= Source data =
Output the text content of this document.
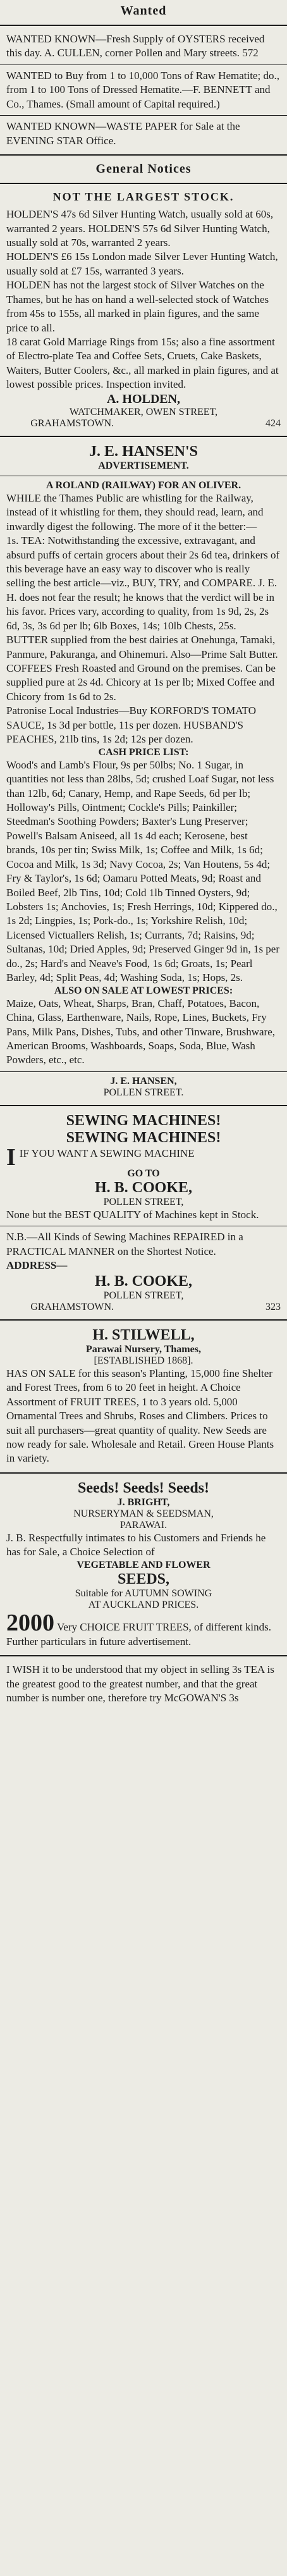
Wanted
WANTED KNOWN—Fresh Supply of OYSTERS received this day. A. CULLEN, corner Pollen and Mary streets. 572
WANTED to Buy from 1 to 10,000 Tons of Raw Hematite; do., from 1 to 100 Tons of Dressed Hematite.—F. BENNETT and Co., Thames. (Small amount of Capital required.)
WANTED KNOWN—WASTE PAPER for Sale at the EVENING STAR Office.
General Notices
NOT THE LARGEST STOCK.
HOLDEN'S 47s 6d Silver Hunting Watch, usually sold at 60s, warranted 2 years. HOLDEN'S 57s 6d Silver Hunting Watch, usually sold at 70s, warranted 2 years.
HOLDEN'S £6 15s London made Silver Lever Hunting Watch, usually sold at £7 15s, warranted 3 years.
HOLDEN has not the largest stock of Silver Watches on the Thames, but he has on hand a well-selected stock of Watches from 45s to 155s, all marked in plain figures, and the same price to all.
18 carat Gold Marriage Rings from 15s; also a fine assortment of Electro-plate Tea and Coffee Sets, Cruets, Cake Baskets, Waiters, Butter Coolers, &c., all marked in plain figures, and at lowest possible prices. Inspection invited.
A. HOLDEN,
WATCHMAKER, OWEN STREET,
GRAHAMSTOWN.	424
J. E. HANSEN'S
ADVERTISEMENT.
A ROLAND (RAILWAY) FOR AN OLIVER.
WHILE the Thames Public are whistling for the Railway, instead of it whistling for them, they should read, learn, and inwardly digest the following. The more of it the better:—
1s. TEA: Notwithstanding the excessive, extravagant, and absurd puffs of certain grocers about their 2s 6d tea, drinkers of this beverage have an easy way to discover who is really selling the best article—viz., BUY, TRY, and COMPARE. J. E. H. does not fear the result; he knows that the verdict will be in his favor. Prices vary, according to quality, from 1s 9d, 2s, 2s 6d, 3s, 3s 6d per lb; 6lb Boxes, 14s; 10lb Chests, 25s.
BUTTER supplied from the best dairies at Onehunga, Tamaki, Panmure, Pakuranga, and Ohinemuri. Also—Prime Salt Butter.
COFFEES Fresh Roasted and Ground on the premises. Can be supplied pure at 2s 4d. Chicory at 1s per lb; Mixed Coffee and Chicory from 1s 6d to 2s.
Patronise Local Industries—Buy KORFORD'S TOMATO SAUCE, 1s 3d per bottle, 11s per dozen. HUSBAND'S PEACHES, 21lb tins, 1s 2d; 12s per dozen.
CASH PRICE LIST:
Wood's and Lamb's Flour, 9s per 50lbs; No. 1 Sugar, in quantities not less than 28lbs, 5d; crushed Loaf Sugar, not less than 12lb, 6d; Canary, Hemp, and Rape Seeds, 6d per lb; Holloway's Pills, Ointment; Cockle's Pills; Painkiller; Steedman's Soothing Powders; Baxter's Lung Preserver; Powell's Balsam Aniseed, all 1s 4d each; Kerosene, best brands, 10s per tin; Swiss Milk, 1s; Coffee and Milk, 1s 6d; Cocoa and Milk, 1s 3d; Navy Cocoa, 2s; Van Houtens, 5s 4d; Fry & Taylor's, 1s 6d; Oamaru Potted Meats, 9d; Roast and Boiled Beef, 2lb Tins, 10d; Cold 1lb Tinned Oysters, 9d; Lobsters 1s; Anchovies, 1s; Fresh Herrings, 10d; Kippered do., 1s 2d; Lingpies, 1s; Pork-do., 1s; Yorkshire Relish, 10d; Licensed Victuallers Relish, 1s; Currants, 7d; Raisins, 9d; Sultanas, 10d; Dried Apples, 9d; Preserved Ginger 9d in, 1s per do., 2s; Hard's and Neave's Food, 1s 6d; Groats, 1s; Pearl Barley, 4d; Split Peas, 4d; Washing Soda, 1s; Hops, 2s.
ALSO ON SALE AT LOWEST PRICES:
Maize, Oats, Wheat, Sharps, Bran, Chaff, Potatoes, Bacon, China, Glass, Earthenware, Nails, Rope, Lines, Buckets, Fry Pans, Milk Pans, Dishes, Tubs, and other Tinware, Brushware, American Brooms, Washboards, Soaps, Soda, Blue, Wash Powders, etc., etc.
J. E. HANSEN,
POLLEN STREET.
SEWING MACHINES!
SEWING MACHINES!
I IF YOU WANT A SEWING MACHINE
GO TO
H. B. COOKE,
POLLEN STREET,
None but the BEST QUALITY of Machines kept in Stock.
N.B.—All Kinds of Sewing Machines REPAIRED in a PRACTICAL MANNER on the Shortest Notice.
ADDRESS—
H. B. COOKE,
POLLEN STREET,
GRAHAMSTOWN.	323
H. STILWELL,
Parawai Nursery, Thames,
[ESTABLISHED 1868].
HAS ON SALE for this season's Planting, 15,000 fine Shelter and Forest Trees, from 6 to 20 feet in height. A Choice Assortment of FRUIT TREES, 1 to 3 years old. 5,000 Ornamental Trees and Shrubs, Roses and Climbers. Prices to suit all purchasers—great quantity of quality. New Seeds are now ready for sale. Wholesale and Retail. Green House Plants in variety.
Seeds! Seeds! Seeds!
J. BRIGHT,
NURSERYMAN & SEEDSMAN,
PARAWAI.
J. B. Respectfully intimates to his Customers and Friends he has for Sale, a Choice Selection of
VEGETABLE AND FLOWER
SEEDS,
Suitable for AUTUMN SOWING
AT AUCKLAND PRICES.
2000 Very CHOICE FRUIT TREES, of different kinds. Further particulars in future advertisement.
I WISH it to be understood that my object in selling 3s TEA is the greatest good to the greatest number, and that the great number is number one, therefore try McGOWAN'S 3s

...

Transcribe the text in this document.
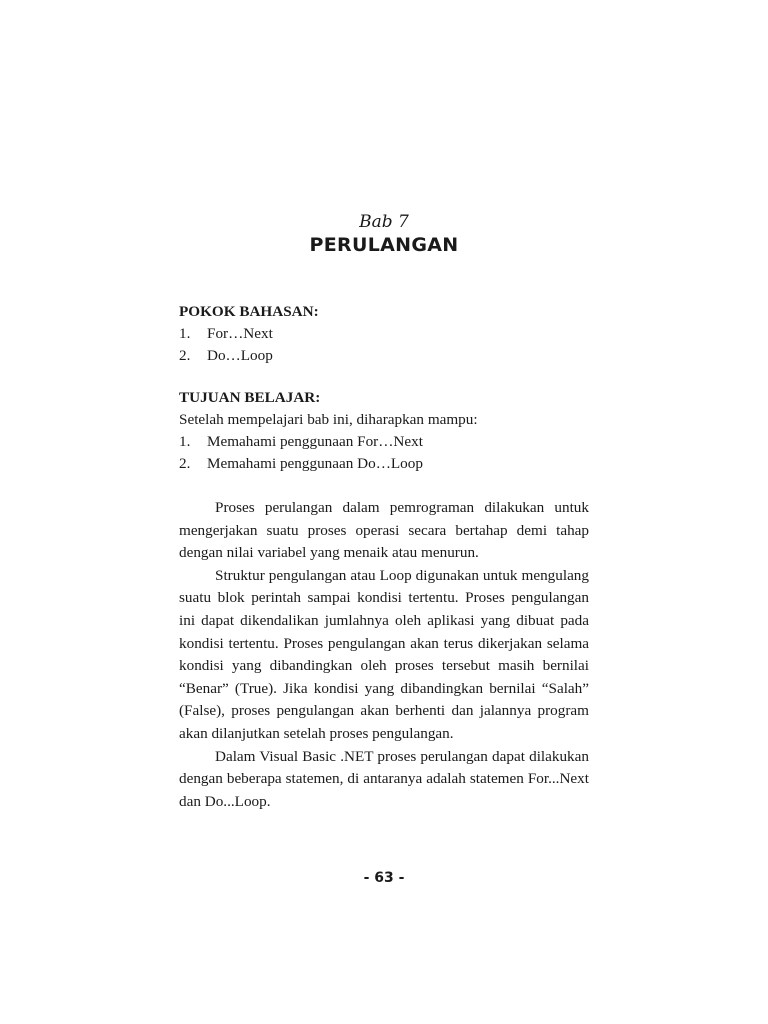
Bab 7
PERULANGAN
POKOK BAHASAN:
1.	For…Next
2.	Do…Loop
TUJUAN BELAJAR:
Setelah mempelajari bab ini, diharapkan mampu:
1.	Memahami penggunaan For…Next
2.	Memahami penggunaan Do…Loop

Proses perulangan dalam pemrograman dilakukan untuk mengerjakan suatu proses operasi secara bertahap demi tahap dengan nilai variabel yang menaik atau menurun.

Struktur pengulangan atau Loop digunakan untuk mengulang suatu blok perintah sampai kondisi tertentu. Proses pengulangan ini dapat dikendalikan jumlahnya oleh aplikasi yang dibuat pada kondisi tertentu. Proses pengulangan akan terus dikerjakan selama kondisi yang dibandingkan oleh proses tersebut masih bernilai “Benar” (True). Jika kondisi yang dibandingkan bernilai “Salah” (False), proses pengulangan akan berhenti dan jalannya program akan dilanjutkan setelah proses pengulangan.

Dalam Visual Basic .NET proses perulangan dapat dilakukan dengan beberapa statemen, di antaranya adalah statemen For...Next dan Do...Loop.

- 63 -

...

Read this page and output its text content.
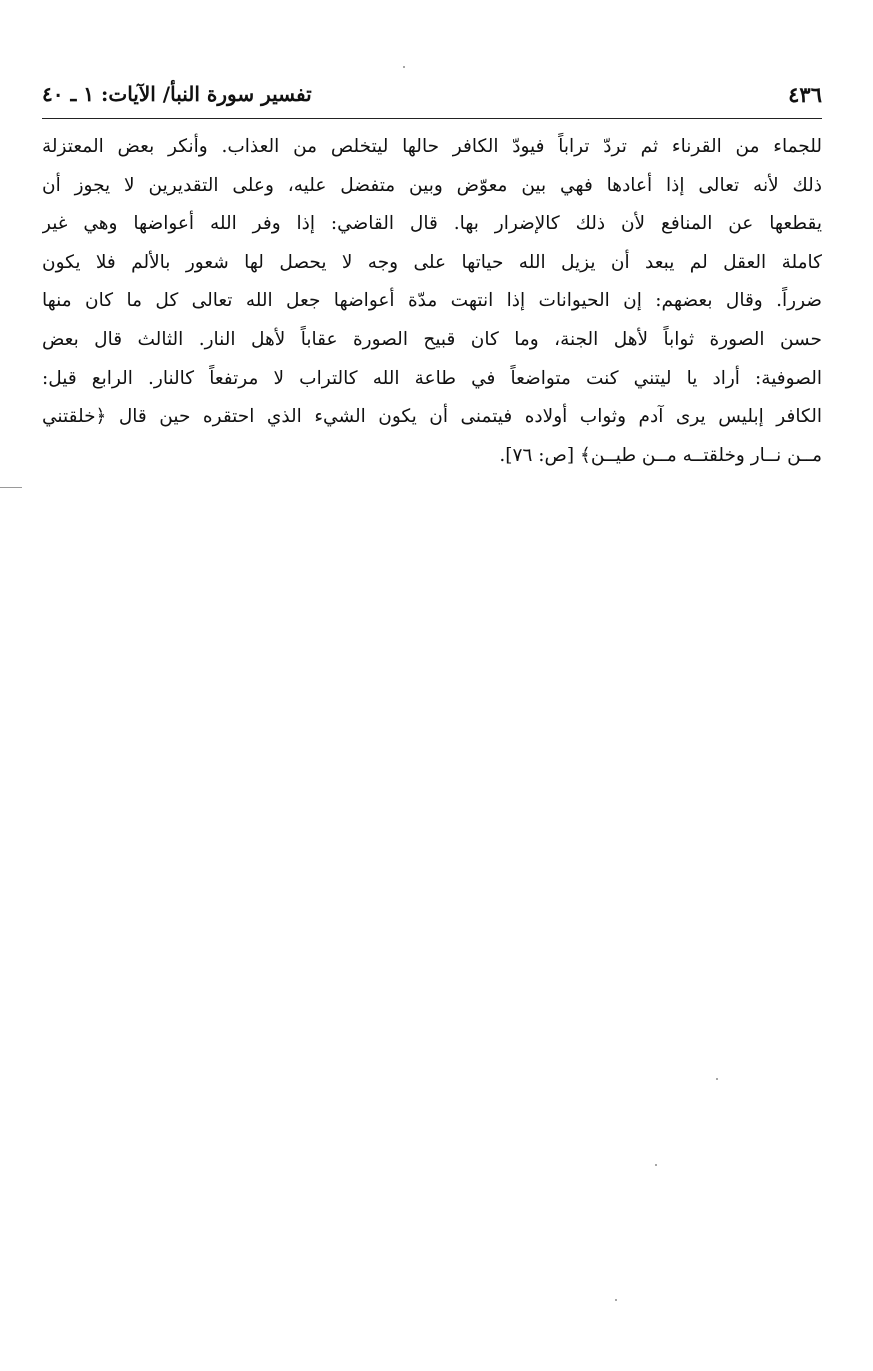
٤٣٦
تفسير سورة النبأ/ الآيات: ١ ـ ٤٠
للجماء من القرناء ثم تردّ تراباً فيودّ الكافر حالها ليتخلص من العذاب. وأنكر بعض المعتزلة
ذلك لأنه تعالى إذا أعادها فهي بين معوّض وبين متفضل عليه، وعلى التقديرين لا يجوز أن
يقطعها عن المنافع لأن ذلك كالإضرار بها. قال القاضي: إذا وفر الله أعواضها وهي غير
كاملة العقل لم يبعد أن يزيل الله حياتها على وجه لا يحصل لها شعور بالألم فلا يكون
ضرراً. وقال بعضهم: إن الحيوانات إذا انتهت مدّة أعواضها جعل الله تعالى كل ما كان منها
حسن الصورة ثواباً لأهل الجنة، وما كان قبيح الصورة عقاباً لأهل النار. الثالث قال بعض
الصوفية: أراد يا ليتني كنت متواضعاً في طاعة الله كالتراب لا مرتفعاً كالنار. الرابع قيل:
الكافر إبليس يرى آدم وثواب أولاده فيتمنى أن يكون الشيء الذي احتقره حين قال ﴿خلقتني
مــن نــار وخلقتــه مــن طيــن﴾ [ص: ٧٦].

= Do this =
Search the records above for the string "yang". Copy every line that contains it.

= Reply =
Proses perulangan dalam pemrograman dilakukan untuk mengerjakan suatu proses operasi secara bertahap demi tahap dengan nilai variabel yang menaik atau menurun.
Struktur pengulangan atau Loop digunakan untuk mengulang suatu blok perintah sampai kondisi tertentu. Proses pengulangan ini dapat dikendalikan jumlahnya oleh aplikasi yang dibuat pada kondisi tertentu. Proses pengulangan akan terus dikerjakan selama kondisi yang dibandingkan oleh proses tersebut masih bernilai “Benar” (True). Jika kondisi yang dibandingkan bernilai “Salah” (False), proses pengulangan akan berhenti dan jalannya program akan dilanjutkan setelah proses pengulangan.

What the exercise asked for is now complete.